# What the exercise asks
Repeat the records word for word, excluding any picture.

------------

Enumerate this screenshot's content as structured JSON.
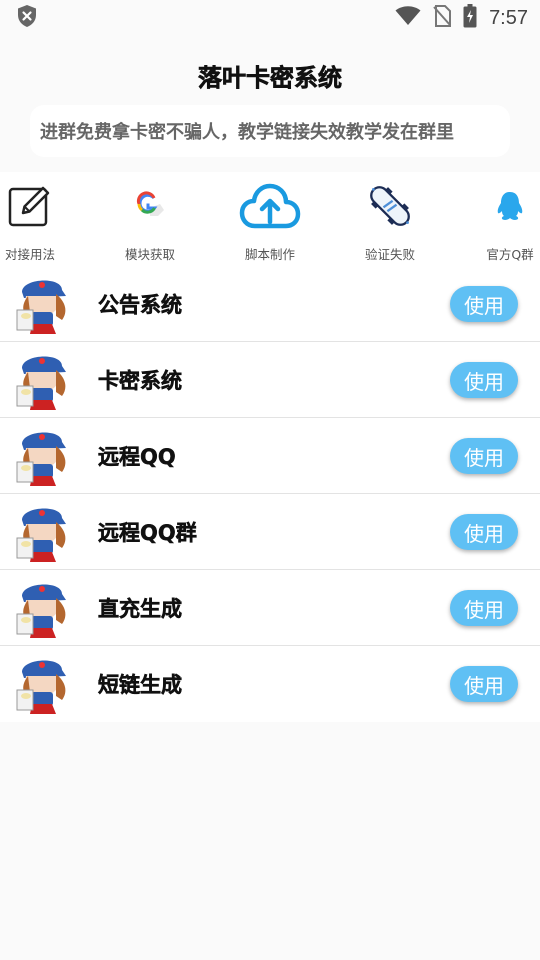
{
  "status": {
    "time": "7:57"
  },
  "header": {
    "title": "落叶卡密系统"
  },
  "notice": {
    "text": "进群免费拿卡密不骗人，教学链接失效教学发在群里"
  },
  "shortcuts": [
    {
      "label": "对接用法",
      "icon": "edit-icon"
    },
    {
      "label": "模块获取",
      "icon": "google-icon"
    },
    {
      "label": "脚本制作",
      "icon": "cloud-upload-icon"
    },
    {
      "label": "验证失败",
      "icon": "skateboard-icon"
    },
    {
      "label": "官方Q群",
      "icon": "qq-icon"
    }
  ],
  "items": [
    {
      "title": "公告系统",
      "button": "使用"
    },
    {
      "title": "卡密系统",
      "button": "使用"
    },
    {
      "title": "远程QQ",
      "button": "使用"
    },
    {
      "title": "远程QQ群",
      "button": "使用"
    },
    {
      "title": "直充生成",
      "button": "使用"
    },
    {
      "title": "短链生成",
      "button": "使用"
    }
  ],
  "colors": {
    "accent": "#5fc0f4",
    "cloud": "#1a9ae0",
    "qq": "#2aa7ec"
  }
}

------------

# Complete response
Enumerate this screenshot's content as structured JSON.
{
  "status": {
    "time": "7:57"
  },
  "header": {
    "title": "落叶卡密系统"
  },
  "notice": {
    "text": "进群免费拿卡密不骗人，教学链接失效教学发在群里"
  },
  "shortcuts": [
    {
      "label": "对接用法",
      "icon": "edit-icon"
    },
    {
      "label": "模块获取",
      "icon": "google-icon"
    },
    {
      "label": "脚本制作",
      "icon": "cloud-upload-icon"
    },
    {
      "label": "验证失败",
      "icon": "skateboard-icon"
    },
    {
      "label": "官方Q群",
      "icon": "qq-icon"
    }
  ],
  "items": [
    {
      "title": "公告系统",
      "button": "使用"
    },
    {
      "title": "卡密系统",
      "button": "使用"
    },
    {
      "title": "远程QQ",
      "button": "使用"
    },
    {
      "title": "远程QQ群",
      "button": "使用"
    },
    {
      "title": "直充生成",
      "button": "使用"
    },
    {
      "title": "短链生成",
      "button": "使用"
    }
  ],
  "colors": {
    "accent": "#5fc0f4",
    "cloud": "#1a9ae0",
    "qq": "#2aa7ec"
  }
}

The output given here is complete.